(begin)
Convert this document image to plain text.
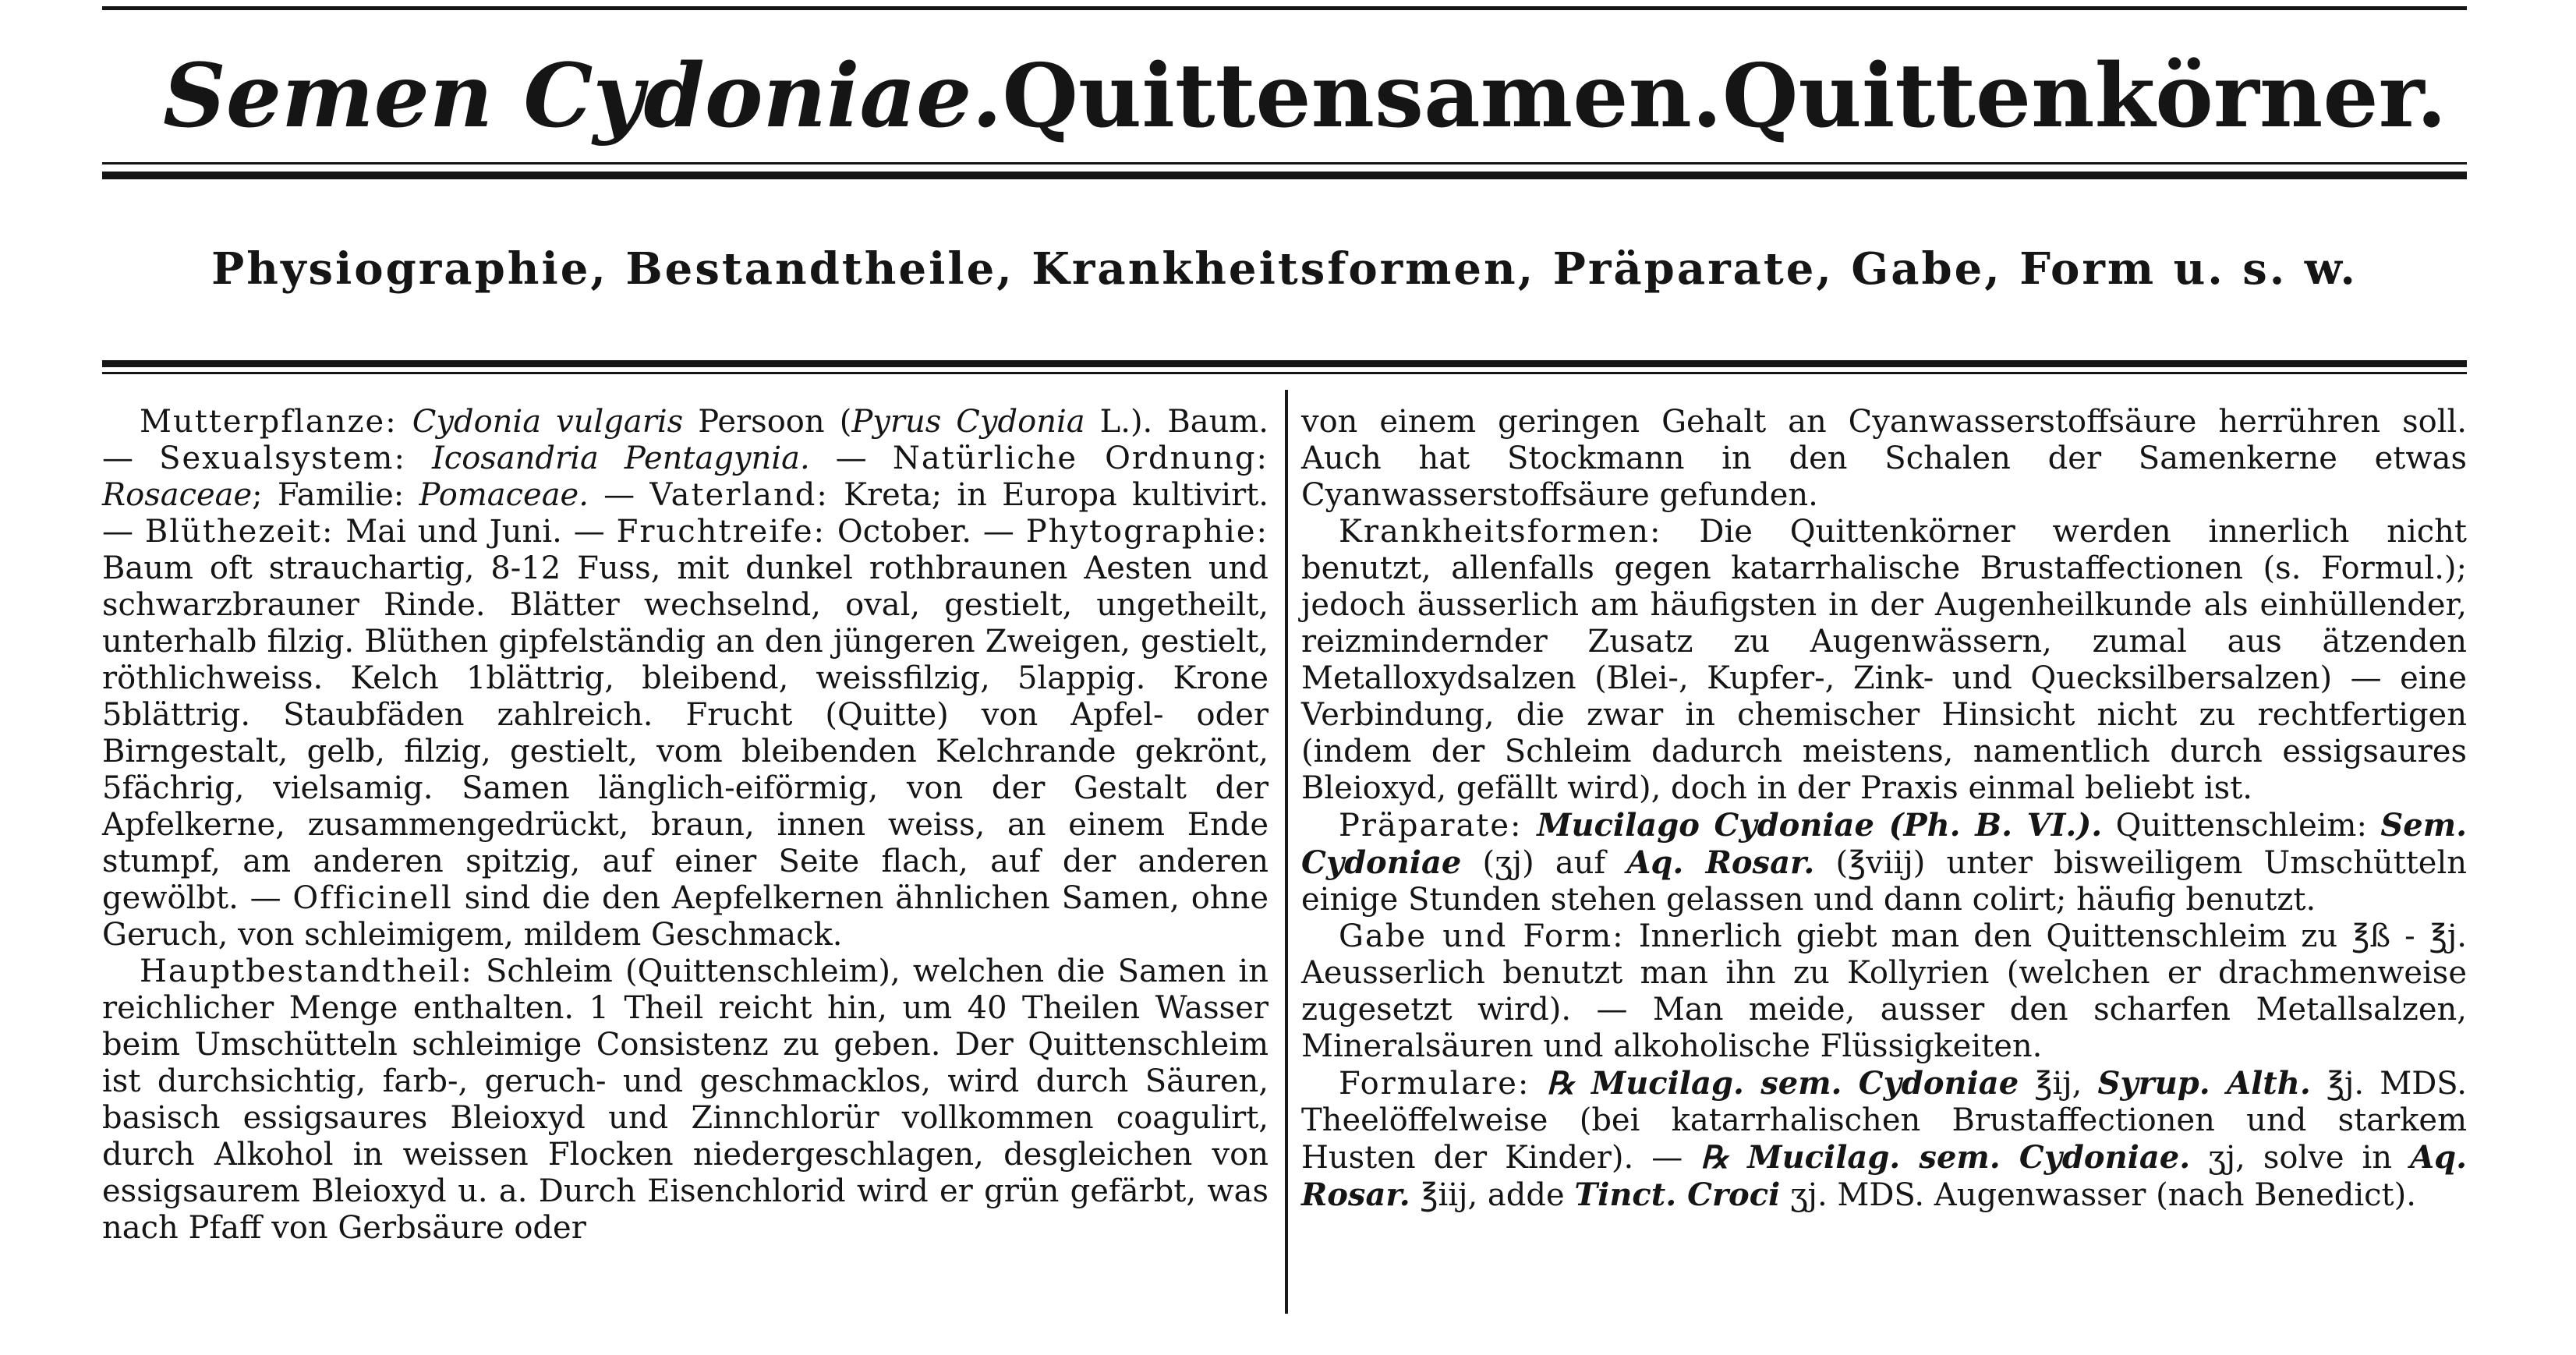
Semen Cydoniae. Quittensamen. Quittenkörner.
Physiographie, Bestandtheile, Krankheitsformen, Präparate, Gabe, Form u. s. w.

Mutterpflanze: Cydonia vulgaris Persoon (Pyrus Cydonia L.). Baum. — Sexualsystem: Icosandria Pentagynia. — Natürliche Ordnung: Rosaceae; Familie: Pomaceae. — Vaterland: Kreta; in Europa kultivirt. — Blüthezeit: Mai und Juni. — Fruchtreife: October. — Phytographie: Baum oft strauchartig, 8-12 Fuss, mit dunkel rothbraunen Aesten und schwarzbrauner Rinde. Blätter wechselnd, oval, gestielt, ungetheilt, unterhalb filzig. Blüthen gipfelständig an den jüngeren Zweigen, gestielt, röthlichweiss. Kelch 1blättrig, bleibend, weissfilzig, 5lappig. Krone 5blättrig. Staubfäden zahlreich. Frucht (Quitte) von Apfel- oder Birngestalt, gelb, filzig, gestielt, vom bleibenden Kelchrande gekrönt, 5fächrig, vielsamig. Samen länglich-eiförmig, von der Gestalt der Apfelkerne, zusammengedrückt, braun, innen weiss, an einem Ende stumpf, am anderen spitzig, auf einer Seite flach, auf der anderen gewölbt. — Officinell sind die den Aepfelkernen ähnlichen Samen, ohne Geruch, von schleimigem, mildem Geschmack.

Hauptbestandtheil: Schleim (Quittenschleim), welchen die Samen in reichlicher Menge enthalten. 1 Theil reicht hin, um 40 Theilen Wasser beim Umschütteln schleimige Consistenz zu geben. Der Quittenschleim ist durchsichtig, farb-, geruch- und geschmacklos, wird durch Säuren, basisch essigsaures Bleioxyd und Zinnchlorür vollkommen coagulirt, durch Alkohol in weissen Flocken niedergeschlagen, desgleichen von essigsaurem Bleioxyd u. a. Durch Eisenchlorid wird er grün gefärbt, was nach Pfaff von Gerbsäure oder

von einem geringen Gehalt an Cyanwasserstoffsäure herrühren soll. Auch hat Stockmann in den Schalen der Samenkerne etwas Cyanwasserstoffsäure gefunden.

Krankheitsformen: Die Quittenkörner werden innerlich nicht benutzt, allenfalls gegen katarrhalische Brustaffectionen (s. Formul.); jedoch äusserlich am häufigsten in der Augenheilkunde als einhüllender, reizmindernder Zusatz zu Augenwässern, zumal aus ätzenden Metalloxydsalzen (Blei-, Kupfer-, Zink- und Quecksilbersalzen) — eine Verbindung, die zwar in chemischer Hinsicht nicht zu rechtfertigen (indem der Schleim dadurch meistens, namentlich durch essigsaures Bleioxyd, gefällt wird), doch in der Praxis einmal beliebt ist.

Präparate: Mucilago Cydoniae (Ph. B. VI.). Quittenschleim: Sem. Cydoniae (ʒj) auf Aq. Rosar. (℥viij) unter bisweiligem Umschütteln einige Stunden stehen gelassen und dann colirt; häufig benutzt.

Gabe und Form: Innerlich giebt man den Quittenschleim zu ℥ß - ℥j. Aeusserlich benutzt man ihn zu Kollyrien (welchen er drachmenweise zugesetzt wird). — Man meide, ausser den scharfen Metallsalzen, Mineralsäuren und alkoholische Flüssigkeiten.

Formulare: ℞ Mucilag. sem. Cydoniae ℥ij, Syrup. Alth. ℥j. MDS. Theelöffelweise (bei katarrhalischen Brustaffectionen und starkem Husten der Kinder). — ℞ Mucilag. sem. Cydoniae. ʒj, solve in Aq. Rosar. ℥iij, adde Tinct. Croci ʒj. MDS. Augenwasser (nach Benedict).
(end)
**The request**: Take the listing and print it again exactly, but without any pictures.

**Exercise answer**:
Convert this document image to plain text.
Semen Cydoniae. Quittensamen. Quittenkörner.
Physiographie, Bestandtheile, Krankheitsformen, Präparate, Gabe, Form u. s. w.

Mutterpflanze: Cydonia vulgaris Persoon (Pyrus Cydonia L.). Baum. — Sexualsystem: Icosandria Pentagynia. — Natürliche Ordnung: Rosaceae; Familie: Pomaceae. — Vaterland: Kreta; in Europa kultivirt. — Blüthezeit: Mai und Juni. — Fruchtreife: October. — Phytographie: Baum oft strauchartig, 8-12 Fuss, mit dunkel rothbraunen Aesten und schwarzbrauner Rinde. Blätter wechselnd, oval, gestielt, ungetheilt, unterhalb filzig. Blüthen gipfelständig an den jüngeren Zweigen, gestielt, röthlichweiss. Kelch 1blättrig, bleibend, weissfilzig, 5lappig. Krone 5blättrig. Staubfäden zahlreich. Frucht (Quitte) von Apfel- oder Birngestalt, gelb, filzig, gestielt, vom bleibenden Kelchrande gekrönt, 5fächrig, vielsamig. Samen länglich-eiförmig, von der Gestalt der Apfelkerne, zusammengedrückt, braun, innen weiss, an einem Ende stumpf, am anderen spitzig, auf einer Seite flach, auf der anderen gewölbt. — Officinell sind die den Aepfelkernen ähnlichen Samen, ohne Geruch, von schleimigem, mildem Geschmack.

Hauptbestandtheil: Schleim (Quittenschleim), welchen die Samen in reichlicher Menge enthalten. 1 Theil reicht hin, um 40 Theilen Wasser beim Umschütteln schleimige Consistenz zu geben. Der Quittenschleim ist durchsichtig, farb-, geruch- und geschmacklos, wird durch Säuren, basisch essigsaures Bleioxyd und Zinnchlorür vollkommen coagulirt, durch Alkohol in weissen Flocken niedergeschlagen, desgleichen von essigsaurem Bleioxyd u. a. Durch Eisenchlorid wird er grün gefärbt, was nach Pfaff von Gerbsäure oder

von einem geringen Gehalt an Cyanwasserstoffsäure herrühren soll. Auch hat Stockmann in den Schalen der Samenkerne etwas Cyanwasserstoffsäure gefunden.

Krankheitsformen: Die Quittenkörner werden innerlich nicht benutzt, allenfalls gegen katarrhalische Brustaffectionen (s. Formul.); jedoch äusserlich am häufigsten in der Augenheilkunde als einhüllender, reizmindernder Zusatz zu Augenwässern, zumal aus ätzenden Metalloxydsalzen (Blei-, Kupfer-, Zink- und Quecksilbersalzen) — eine Verbindung, die zwar in chemischer Hinsicht nicht zu rechtfertigen (indem der Schleim dadurch meistens, namentlich durch essigsaures Bleioxyd, gefällt wird), doch in der Praxis einmal beliebt ist.

Präparate: Mucilago Cydoniae (Ph. B. VI.). Quittenschleim: Sem. Cydoniae (ʒj) auf Aq. Rosar. (℥viij) unter bisweiligem Umschütteln einige Stunden stehen gelassen und dann colirt; häufig benutzt.

Gabe und Form: Innerlich giebt man den Quittenschleim zu ℥ß - ℥j. Aeusserlich benutzt man ihn zu Kollyrien (welchen er drachmenweise zugesetzt wird). — Man meide, ausser den scharfen Metallsalzen, Mineralsäuren und alkoholische Flüssigkeiten.

Formulare: ℞ Mucilag. sem. Cydoniae ℥ij, Syrup. Alth. ℥j. MDS. Theelöffelweise (bei katarrhalischen Brustaffectionen und starkem Husten der Kinder). — ℞ Mucilag. sem. Cydoniae. ʒj, solve in Aq. Rosar. ℥iij, adde Tinct. Croci ʒj. MDS. Augenwasser (nach Benedict).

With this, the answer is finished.